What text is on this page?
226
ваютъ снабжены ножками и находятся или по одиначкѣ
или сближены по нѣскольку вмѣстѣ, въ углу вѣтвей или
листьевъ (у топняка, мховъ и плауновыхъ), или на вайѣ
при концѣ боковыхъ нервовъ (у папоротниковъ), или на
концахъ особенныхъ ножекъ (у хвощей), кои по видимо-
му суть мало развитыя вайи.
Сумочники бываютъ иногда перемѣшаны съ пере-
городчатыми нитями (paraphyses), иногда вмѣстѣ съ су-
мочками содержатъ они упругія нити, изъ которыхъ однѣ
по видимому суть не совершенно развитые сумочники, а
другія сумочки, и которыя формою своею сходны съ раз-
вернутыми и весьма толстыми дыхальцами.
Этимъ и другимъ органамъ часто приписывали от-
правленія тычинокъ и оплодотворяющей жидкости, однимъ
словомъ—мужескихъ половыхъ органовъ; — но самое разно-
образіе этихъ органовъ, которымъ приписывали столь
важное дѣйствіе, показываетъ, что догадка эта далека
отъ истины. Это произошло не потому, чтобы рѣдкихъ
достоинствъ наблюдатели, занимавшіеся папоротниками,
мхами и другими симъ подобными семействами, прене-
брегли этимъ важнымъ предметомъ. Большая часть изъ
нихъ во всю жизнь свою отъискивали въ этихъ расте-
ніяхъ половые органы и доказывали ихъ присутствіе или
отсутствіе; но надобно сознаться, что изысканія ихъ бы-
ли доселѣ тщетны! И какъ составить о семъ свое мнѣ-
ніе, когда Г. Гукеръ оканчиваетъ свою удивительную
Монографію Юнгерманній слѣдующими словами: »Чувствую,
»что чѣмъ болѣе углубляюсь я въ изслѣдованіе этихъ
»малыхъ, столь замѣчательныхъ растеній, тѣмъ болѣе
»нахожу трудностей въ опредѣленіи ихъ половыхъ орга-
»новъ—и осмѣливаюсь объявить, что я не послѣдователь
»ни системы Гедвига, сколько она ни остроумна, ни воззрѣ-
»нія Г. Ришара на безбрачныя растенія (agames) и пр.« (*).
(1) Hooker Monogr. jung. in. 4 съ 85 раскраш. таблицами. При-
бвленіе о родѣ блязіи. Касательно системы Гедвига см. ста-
---
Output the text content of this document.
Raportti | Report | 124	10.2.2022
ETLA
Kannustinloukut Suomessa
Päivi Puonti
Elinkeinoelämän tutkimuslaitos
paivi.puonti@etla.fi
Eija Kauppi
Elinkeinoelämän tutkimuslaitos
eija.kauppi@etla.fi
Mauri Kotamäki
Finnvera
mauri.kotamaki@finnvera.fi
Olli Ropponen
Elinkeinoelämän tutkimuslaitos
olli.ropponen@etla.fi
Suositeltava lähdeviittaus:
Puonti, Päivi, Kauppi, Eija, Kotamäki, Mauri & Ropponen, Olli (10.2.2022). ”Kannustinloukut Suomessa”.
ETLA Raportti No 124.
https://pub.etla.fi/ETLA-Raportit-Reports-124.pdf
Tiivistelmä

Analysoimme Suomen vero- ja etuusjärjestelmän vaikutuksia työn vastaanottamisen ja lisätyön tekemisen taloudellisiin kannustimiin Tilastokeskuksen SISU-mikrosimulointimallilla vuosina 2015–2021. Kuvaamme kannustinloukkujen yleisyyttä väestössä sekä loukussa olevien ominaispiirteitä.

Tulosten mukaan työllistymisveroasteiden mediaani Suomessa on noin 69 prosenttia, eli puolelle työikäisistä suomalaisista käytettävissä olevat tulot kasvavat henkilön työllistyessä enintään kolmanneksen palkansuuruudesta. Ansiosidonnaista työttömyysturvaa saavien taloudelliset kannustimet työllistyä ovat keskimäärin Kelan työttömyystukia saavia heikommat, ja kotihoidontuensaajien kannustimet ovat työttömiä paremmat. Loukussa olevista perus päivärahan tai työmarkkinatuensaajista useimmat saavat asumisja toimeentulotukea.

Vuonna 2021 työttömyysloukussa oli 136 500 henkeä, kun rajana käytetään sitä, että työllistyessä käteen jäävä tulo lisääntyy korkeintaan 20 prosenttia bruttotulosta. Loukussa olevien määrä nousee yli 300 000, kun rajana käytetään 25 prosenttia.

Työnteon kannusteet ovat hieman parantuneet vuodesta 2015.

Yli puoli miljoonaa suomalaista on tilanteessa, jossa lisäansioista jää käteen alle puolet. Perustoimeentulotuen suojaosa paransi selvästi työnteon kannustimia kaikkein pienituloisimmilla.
* * *
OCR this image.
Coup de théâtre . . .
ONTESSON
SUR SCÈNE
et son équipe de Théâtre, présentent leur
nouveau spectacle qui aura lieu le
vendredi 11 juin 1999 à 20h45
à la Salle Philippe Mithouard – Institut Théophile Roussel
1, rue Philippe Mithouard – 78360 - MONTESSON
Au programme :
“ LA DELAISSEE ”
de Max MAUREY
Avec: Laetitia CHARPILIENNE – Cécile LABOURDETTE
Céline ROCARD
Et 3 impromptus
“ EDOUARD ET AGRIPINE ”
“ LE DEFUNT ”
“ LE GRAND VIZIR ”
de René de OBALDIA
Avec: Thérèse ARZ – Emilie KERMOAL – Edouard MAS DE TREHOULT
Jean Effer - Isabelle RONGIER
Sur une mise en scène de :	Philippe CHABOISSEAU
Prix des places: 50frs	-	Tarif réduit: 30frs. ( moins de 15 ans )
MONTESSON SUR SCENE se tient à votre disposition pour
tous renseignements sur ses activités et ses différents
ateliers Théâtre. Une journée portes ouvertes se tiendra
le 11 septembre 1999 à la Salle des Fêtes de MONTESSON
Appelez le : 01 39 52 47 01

» Request
Determine how many of the lines above hold the word "вмѣстѣ", and output that number by itself.

» Solution to the exercise
2